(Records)
^^^^

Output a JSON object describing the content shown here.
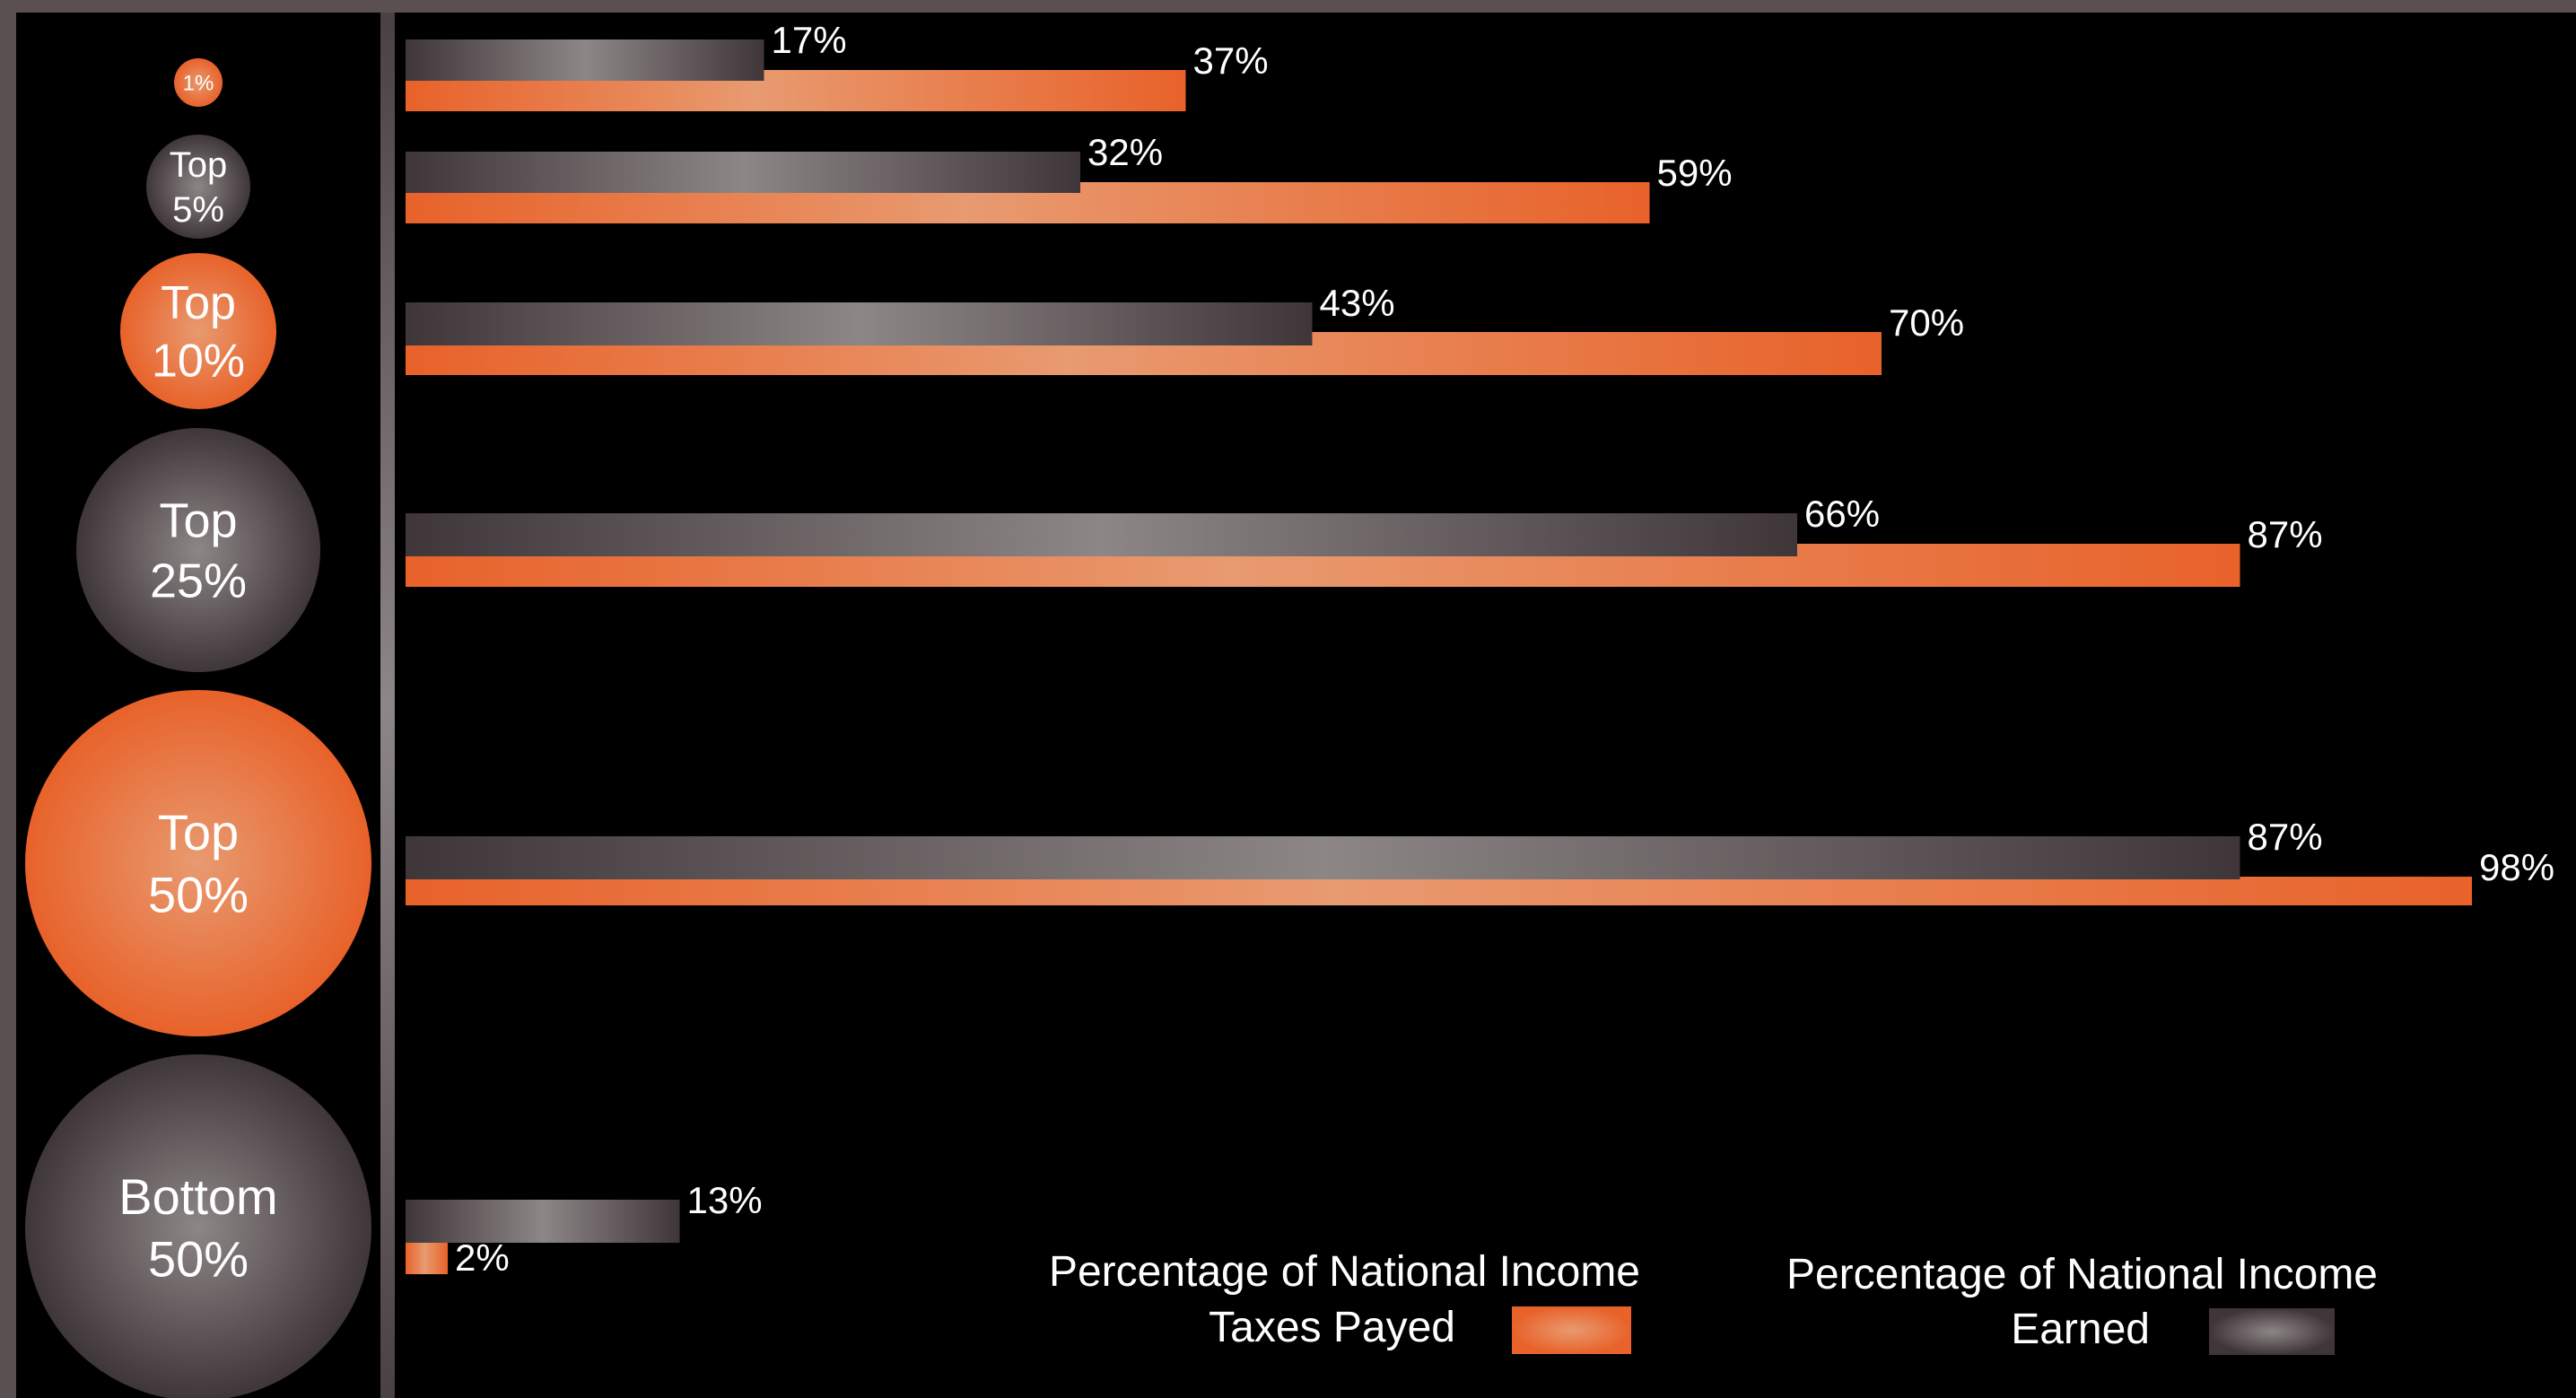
{
  "colors": {
    "taxes": "#e8622a",
    "taxes_highlight": "#e89a70",
    "earned": "#3f3639",
    "earned_highlight": "#8d8686",
    "frame": "#5a5052",
    "background": "#000000",
    "text": "#ffffff"
  },
  "chart_data": {
    "type": "bar",
    "orientation": "horizontal",
    "categories": [
      {
        "line1": "1%",
        "line2": ""
      },
      {
        "line1": "Top",
        "line2": "5%"
      },
      {
        "line1": "Top",
        "line2": "10%"
      },
      {
        "line1": "Top",
        "line2": "25%"
      },
      {
        "line1": "Top",
        "line2": "50%"
      },
      {
        "line1": "Bottom",
        "line2": "50%"
      }
    ],
    "category_bubble_colors": [
      "taxes",
      "earned",
      "taxes",
      "earned",
      "taxes",
      "earned"
    ],
    "series": [
      {
        "key": "earned",
        "legend_line1": "Percentage of National Income",
        "legend_line2": "Earned",
        "values": [
          17,
          32,
          43,
          66,
          87,
          13
        ]
      },
      {
        "key": "taxes",
        "legend_line1": "Percentage of National Income",
        "legend_line2": "Taxes Payed",
        "values": [
          37,
          59,
          70,
          87,
          98,
          2
        ]
      }
    ],
    "value_labels": {
      "earned": [
        "17%",
        "32%",
        "43%",
        "66%",
        "87%",
        "13%"
      ],
      "taxes": [
        "37%",
        "59%",
        "70%",
        "87%",
        "98%",
        "2%"
      ]
    },
    "xlim": [
      0,
      100
    ],
    "grid": false,
    "legend_position": "bottom-right"
  }
}
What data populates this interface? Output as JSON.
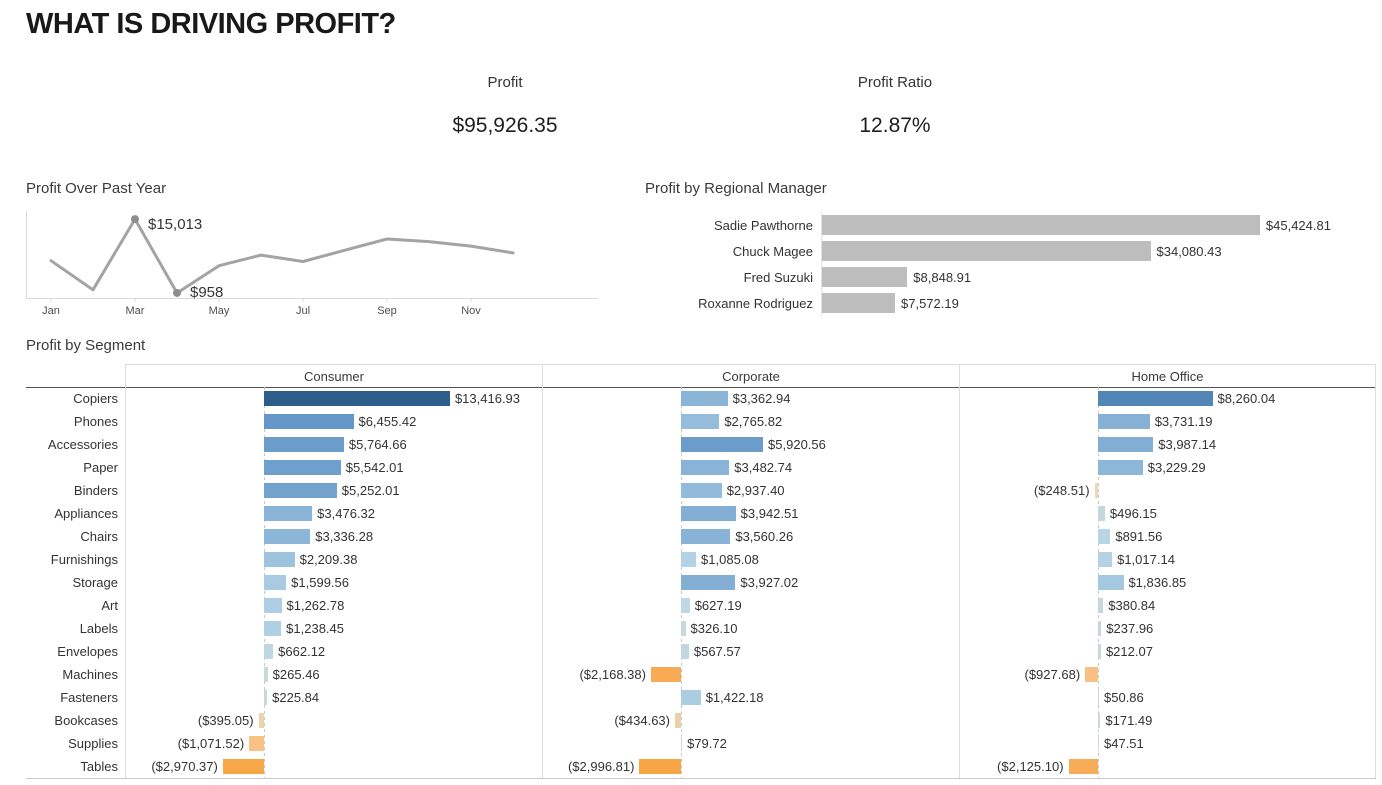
{
  "title": "WHAT IS DRIVING PROFIT?",
  "kpis": [
    {
      "label": "Profit",
      "value": "$95,926.35"
    },
    {
      "label": "Profit Ratio",
      "value": "12.87%"
    }
  ],
  "chart_data": [
    {
      "type": "line",
      "title": "Profit Over Past Year",
      "x": [
        "Jan",
        "Feb",
        "Mar",
        "Apr",
        "May",
        "Jun",
        "Jul",
        "Aug",
        "Sep",
        "Oct",
        "Nov",
        "Dec"
      ],
      "values": [
        7100,
        1560,
        15013,
        958,
        6150,
        8170,
        6940,
        9090,
        11230,
        10740,
        9880,
        8590
      ],
      "visible_ticks": [
        "Jan",
        "Mar",
        "May",
        "Jul",
        "Sep",
        "Nov"
      ],
      "annotations": [
        {
          "index": 2,
          "text": "$15,013"
        },
        {
          "index": 3,
          "text": "$958"
        }
      ],
      "ylim": [
        0,
        15800
      ],
      "line_color": "#a3a3a3",
      "marker_color": "#8d8d8d",
      "axis_color": "#d9d9d9",
      "tick_label_color": "#4f4f4f"
    },
    {
      "type": "bar",
      "title": "Profit by Regional Manager",
      "orientation": "horizontal",
      "categories": [
        "Sadie Pawthorne",
        "Chuck Magee",
        "Fred Suzuki",
        "Roxanne Rodriguez"
      ],
      "values": [
        45424.81,
        34080.43,
        8848.91,
        7572.19
      ],
      "labels": [
        "$45,424.81",
        "$34,080.43",
        "$8,848.91",
        "$7,572.19"
      ],
      "bar_color": "#bdbdbd"
    },
    {
      "type": "bar",
      "title": "Profit by Segment",
      "orientation": "horizontal",
      "categories": [
        "Copiers",
        "Phones",
        "Accessories",
        "Paper",
        "Binders",
        "Appliances",
        "Chairs",
        "Furnishings",
        "Storage",
        "Art",
        "Labels",
        "Envelopes",
        "Machines",
        "Fasteners",
        "Bookcases",
        "Supplies",
        "Tables"
      ],
      "series": [
        {
          "name": "Consumer",
          "values": [
            13416.93,
            6455.42,
            5764.66,
            5542.01,
            5252.01,
            3476.32,
            3336.28,
            2209.38,
            1599.56,
            1262.78,
            1238.45,
            662.12,
            265.46,
            225.84,
            -395.05,
            -1071.52,
            -2970.37
          ],
          "labels": [
            "$13,416.93",
            "$6,455.42",
            "$5,764.66",
            "$5,542.01",
            "$5,252.01",
            "$3,476.32",
            "$3,336.28",
            "$2,209.38",
            "$1,599.56",
            "$1,262.78",
            "$1,238.45",
            "$662.12",
            "$265.46",
            "$225.84",
            "($395.05)",
            "($1,071.52)",
            "($2,970.37)"
          ],
          "colors": [
            "#2d5e8b",
            "#6497c7",
            "#6c9dca",
            "#6f9fcb",
            "#73a2cd",
            "#89b4d7",
            "#8bb6d8",
            "#9dc2de",
            "#a8cbe2",
            "#aecfe3",
            "#afcfe3",
            "#bed7e2",
            "#c7d8da",
            "#c8d8d9",
            "#ead4ae",
            "#f8c285",
            "#f7a648"
          ]
        },
        {
          "name": "Corporate",
          "values": [
            3362.94,
            2765.82,
            5920.56,
            3482.74,
            2937.4,
            3942.51,
            3560.26,
            1085.08,
            3927.02,
            627.19,
            326.1,
            567.57,
            -2168.38,
            1422.18,
            -434.63,
            79.72,
            -2996.81
          ],
          "labels": [
            "$3,362.94",
            "$2,765.82",
            "$5,920.56",
            "$3,482.74",
            "$2,937.40",
            "$3,942.51",
            "$3,560.26",
            "$1,085.08",
            "$3,927.02",
            "$627.19",
            "$326.10",
            "$567.57",
            "($2,168.38)",
            "$1,422.18",
            "($434.63)",
            "$79.72",
            "($2,996.81)"
          ],
          "colors": [
            "#8bb5d7",
            "#95bcdb",
            "#6b9cca",
            "#89b4d7",
            "#92bada",
            "#83afd4",
            "#88b3d6",
            "#b2d1e4",
            "#83afd4",
            "#bfd7e2",
            "#c6d8db",
            "#c1d7e0",
            "#f8ab55",
            "#abcde2",
            "#e9d2aa",
            "#cdd9d8",
            "#f7a545"
          ]
        },
        {
          "name": "Home Office",
          "values": [
            8260.04,
            3731.19,
            3987.14,
            3229.29,
            -248.51,
            496.15,
            891.56,
            1017.14,
            1836.85,
            380.84,
            237.96,
            212.07,
            -927.68,
            50.86,
            171.49,
            47.51,
            -2125.1
          ],
          "labels": [
            "$8,260.04",
            "$3,731.19",
            "$3,987.14",
            "$3,229.29",
            "($248.51)",
            "$496.15",
            "$891.56",
            "$1,017.14",
            "$1,836.85",
            "$380.84",
            "$237.96",
            "$212.07",
            "($927.68)",
            "$50.86",
            "$171.49",
            "$47.51",
            "($2,125.10)"
          ],
          "colors": [
            "#5286b7",
            "#86b1d5",
            "#82aed4",
            "#8db7d8",
            "#ecd8b8",
            "#c3d8dd",
            "#b8d4e5",
            "#b4d2e4",
            "#a4c8e0",
            "#c5d8dc",
            "#c8d8d9",
            "#c9d8d8",
            "#f7c183",
            "#cfd9d6",
            "#cbd8d7",
            "#cfd9d6",
            "#f8ac58"
          ]
        }
      ]
    }
  ]
}
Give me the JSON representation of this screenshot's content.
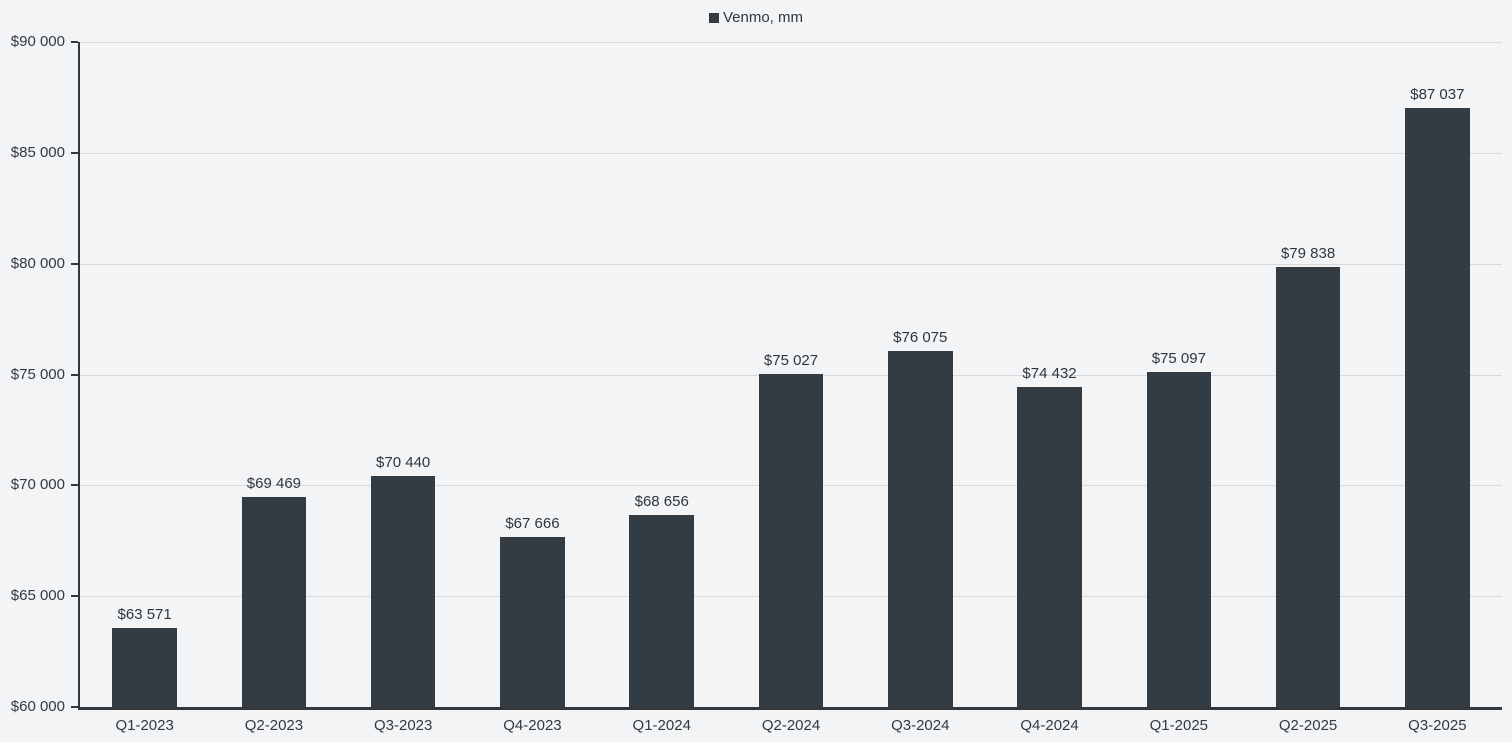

^^^^

Objective |
Pull every line containing "Output" out of the records.

Written response |
Output a JSON object describing the content shown here.
What data populates this interface? Output as JSON.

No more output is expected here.